◆ **Brief**
In the listing that follows, how many lines contain "accent"? Give the number only.

* start Provided material *

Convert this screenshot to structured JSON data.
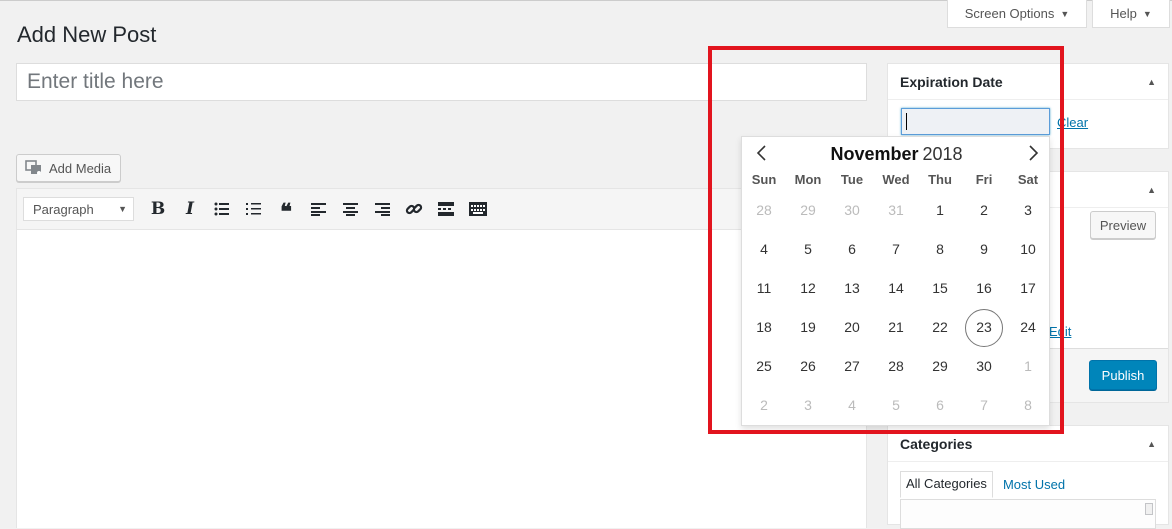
{
  "screen_options_label": "Screen Options",
  "help_label": "Help",
  "page_title": "Add New Post",
  "title_placeholder": "Enter title here",
  "add_media_label": "Add Media",
  "editor": {
    "format_select": "Paragraph",
    "tools": [
      "bold",
      "italic",
      "bulleted-list",
      "numbered-list",
      "blockquote",
      "align-left",
      "align-center",
      "align-right",
      "link",
      "read-more",
      "toolbar-toggle"
    ]
  },
  "expiration": {
    "heading": "Expiration Date",
    "input_value": "",
    "clear_label": "Clear"
  },
  "publish": {
    "preview_label": "Preview",
    "edit_label": "Edit",
    "publish_label": "Publish"
  },
  "categories": {
    "heading": "Categories",
    "tab_all": "All Categories",
    "tab_most_used": "Most Used"
  },
  "calendar": {
    "month": "November",
    "year": "2018",
    "weekdays": [
      "Sun",
      "Mon",
      "Tue",
      "Wed",
      "Thu",
      "Fri",
      "Sat"
    ],
    "days": [
      {
        "d": "28",
        "m": true
      },
      {
        "d": "29",
        "m": true
      },
      {
        "d": "30",
        "m": true
      },
      {
        "d": "31",
        "m": true
      },
      {
        "d": "1"
      },
      {
        "d": "2"
      },
      {
        "d": "3"
      },
      {
        "d": "4"
      },
      {
        "d": "5"
      },
      {
        "d": "6"
      },
      {
        "d": "7"
      },
      {
        "d": "8"
      },
      {
        "d": "9"
      },
      {
        "d": "10"
      },
      {
        "d": "11"
      },
      {
        "d": "12"
      },
      {
        "d": "13"
      },
      {
        "d": "14"
      },
      {
        "d": "15"
      },
      {
        "d": "16"
      },
      {
        "d": "17"
      },
      {
        "d": "18"
      },
      {
        "d": "19"
      },
      {
        "d": "20"
      },
      {
        "d": "21"
      },
      {
        "d": "22"
      },
      {
        "d": "23",
        "today": true
      },
      {
        "d": "24"
      },
      {
        "d": "25"
      },
      {
        "d": "26"
      },
      {
        "d": "27"
      },
      {
        "d": "28"
      },
      {
        "d": "29"
      },
      {
        "d": "30"
      },
      {
        "d": "1",
        "m": true
      },
      {
        "d": "2",
        "m": true
      },
      {
        "d": "3",
        "m": true
      },
      {
        "d": "4",
        "m": true
      },
      {
        "d": "5",
        "m": true
      },
      {
        "d": "6",
        "m": true
      },
      {
        "d": "7",
        "m": true
      },
      {
        "d": "8",
        "m": true
      }
    ]
  },
  "colors": {
    "accent": "#0073aa",
    "highlight": "#e2141e",
    "publish": "#0085ba"
  }
}
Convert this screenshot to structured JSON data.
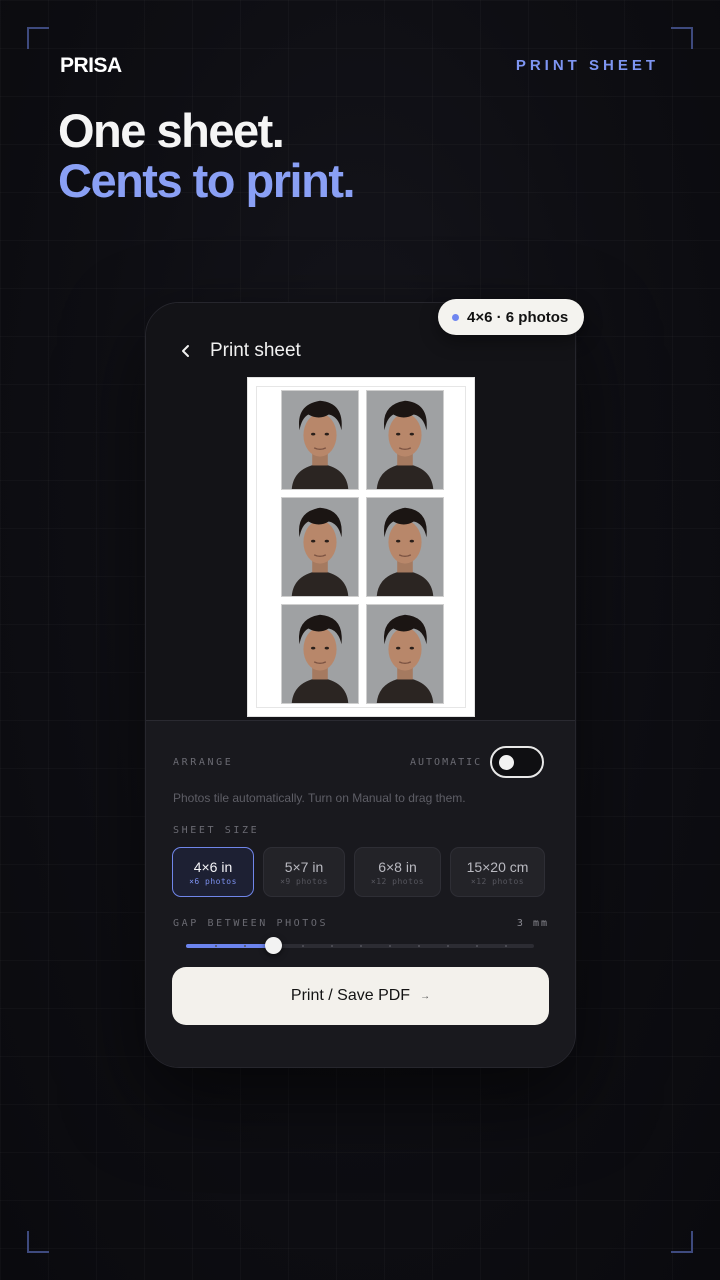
{
  "brand": "PRISA",
  "tag": "PRINT SHEET",
  "hero": {
    "line1": "One sheet.",
    "line2": "Cents to print."
  },
  "badge": {
    "label": "4×6 · 6 photos"
  },
  "screen": {
    "title": "Print sheet",
    "back_icon": "chevron-left-icon"
  },
  "sheet": {
    "photo_count": 6,
    "columns": 2,
    "rows": 3
  },
  "arrange": {
    "label": "ARRANGE",
    "mode_label": "AUTOMATIC",
    "toggle_on": false,
    "help": "Photos tile automatically. Turn on Manual to drag them."
  },
  "sheet_size": {
    "label": "SHEET SIZE",
    "options": [
      {
        "title": "4×6 in",
        "sub": "×6 photos",
        "active": true
      },
      {
        "title": "5×7 in",
        "sub": "×9 photos",
        "active": false
      },
      {
        "title": "6×8 in",
        "sub": "×12 photos",
        "active": false
      },
      {
        "title": "15×20 cm",
        "sub": "×12 photos",
        "active": false
      }
    ]
  },
  "gap": {
    "label": "GAP BETWEEN PHOTOS",
    "value_text": "3 mm",
    "value": 3,
    "min": 0,
    "max": 12
  },
  "cta": {
    "label": "Print / Save PDF",
    "arrow": "→"
  },
  "colors": {
    "accent": "#8aa0f5",
    "background": "#0e0e13",
    "button": "#f3f1ec"
  }
}
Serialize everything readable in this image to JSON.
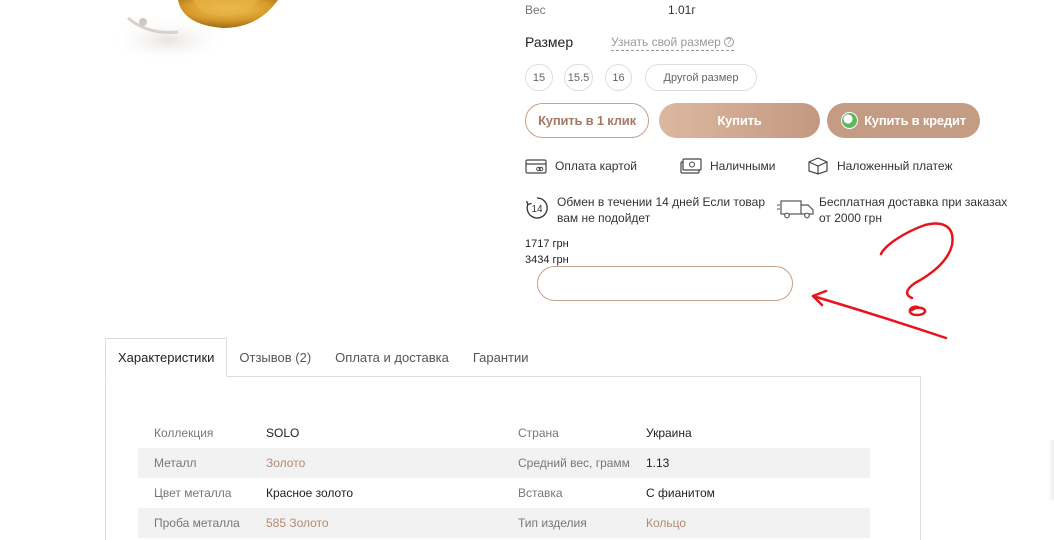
{
  "product": {
    "weight_label": "Вес",
    "weight_value": "1.01г"
  },
  "size": {
    "title": "Размер",
    "find_link": "Узнать свой размер",
    "options": [
      "15",
      "15.5",
      "16",
      "Другой размер"
    ]
  },
  "buttons": {
    "one_click": "Купить в 1 клик",
    "buy": "Купить",
    "credit": "Купить в кредит"
  },
  "payment": {
    "card": "Оплата картой",
    "cash": "Наличными",
    "cod": "Наложенный платеж"
  },
  "info": {
    "exchange_badge": "14",
    "exchange_line1": "Обмен в течении 14 дней Если товар",
    "exchange_line2": "вам не подойдет",
    "delivery_line1": "Бесплатная доставка при заказах",
    "delivery_line2": "от 2000 грн"
  },
  "prices": {
    "line1": "1717 грн",
    "line2": "3434 грн"
  },
  "tabs": [
    {
      "label": "Характеристики",
      "active": true
    },
    {
      "label": "Отзывов (2)",
      "active": false
    },
    {
      "label": "Оплата и доставка",
      "active": false
    },
    {
      "label": "Гарантии",
      "active": false
    }
  ],
  "specs": [
    {
      "k1": "Коллекция",
      "v1": "SOLO",
      "k2": "Страна",
      "v2": "Украина"
    },
    {
      "k1": "Металл",
      "v1": "Золото",
      "k2": "Средний вес, грамм",
      "v2": "1.13"
    },
    {
      "k1": "Цвет металла",
      "v1": "Красное золото",
      "k2": "Вставка",
      "v2": "С фианитом"
    },
    {
      "k1": "Проба металла",
      "v1": "585 Золото",
      "k2": "Тип изделия",
      "v2": "Кольцо"
    }
  ],
  "colors": {
    "accent": "#c49b83",
    "annotation": "#e8141b",
    "credit_icon": "#5db85c"
  }
}
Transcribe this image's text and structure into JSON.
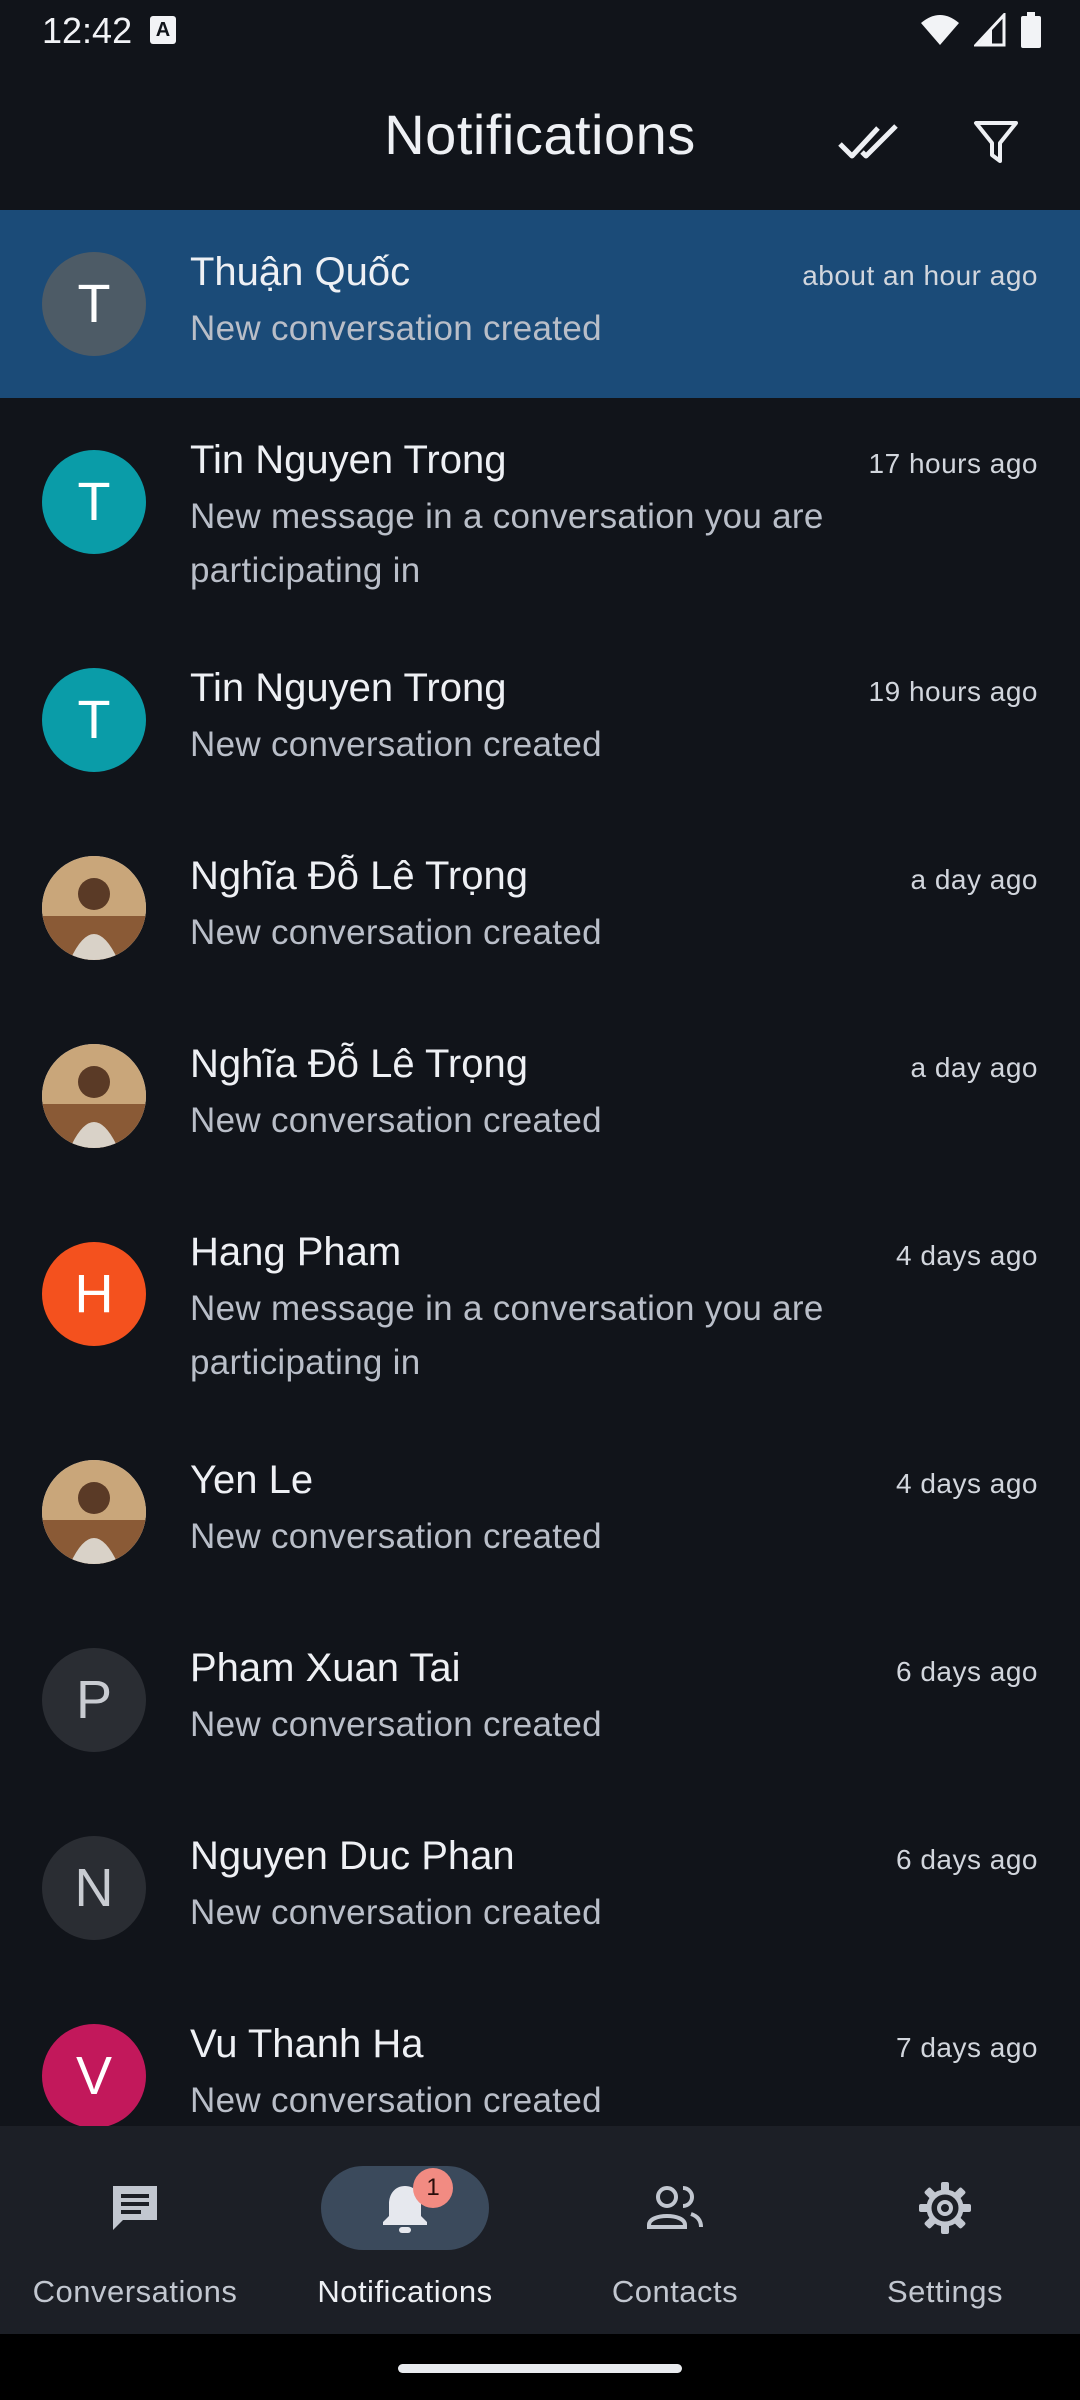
{
  "status_bar": {
    "time": "12:42",
    "a_icon": "A"
  },
  "app_bar": {
    "title": "Notifications",
    "actions": [
      "mark-all-read-icon",
      "filter-icon"
    ]
  },
  "notifications": [
    {
      "name": "Thuận Quốc",
      "time": "about an hour ago",
      "message": "New conversation created",
      "avatar_letter": "T",
      "avatar_color": "#4d5b66",
      "selected": true
    },
    {
      "name": "Tin Nguyen Trong",
      "time": "17 hours ago",
      "message": "New message in a conversation you are participating in",
      "avatar_letter": "T",
      "avatar_color": "#0a9ca8"
    },
    {
      "name": "Tin Nguyen Trong",
      "time": "19 hours ago",
      "message": "New conversation created",
      "avatar_letter": "T",
      "avatar_color": "#0a9ca8"
    },
    {
      "name": "Nghĩa Đỗ Lê Trọng",
      "time": "a day ago",
      "message": "New conversation created",
      "avatar_photo": true
    },
    {
      "name": "Nghĩa Đỗ Lê Trọng",
      "time": "a day ago",
      "message": "New conversation created",
      "avatar_photo": true
    },
    {
      "name": "Hang Pham",
      "time": "4 days ago",
      "message": "New message in a conversation you are participating in",
      "avatar_letter": "H",
      "avatar_color": "#f4511e"
    },
    {
      "name": "Yen Le",
      "time": "4 days ago",
      "message": "New conversation created",
      "avatar_photo": true
    },
    {
      "name": "Pham Xuan Tai",
      "time": "6 days ago",
      "message": "New conversation created",
      "avatar_letter": "P",
      "avatar_color": "#2a2d33"
    },
    {
      "name": "Nguyen Duc Phan",
      "time": "6 days ago",
      "message": "New conversation created",
      "avatar_letter": "N",
      "avatar_color": "#2a2d33"
    },
    {
      "name": "Vu Thanh Ha",
      "time": "7 days ago",
      "message": "New conversation created",
      "avatar_letter": "V",
      "avatar_color": "#c2185b"
    }
  ],
  "bottom_nav": {
    "items": [
      {
        "label": "Conversations",
        "icon": "chat-icon"
      },
      {
        "label": "Notifications",
        "icon": "bell-icon",
        "active": true,
        "badge": "1"
      },
      {
        "label": "Contacts",
        "icon": "people-icon"
      },
      {
        "label": "Settings",
        "icon": "gear-icon"
      }
    ]
  },
  "colors": {
    "background": "#11141a",
    "selected_row": "#1b4b78",
    "nav_background": "#1c1f26",
    "badge": "#f28b82"
  }
}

* end Provided material *

◆ **Written reply**
3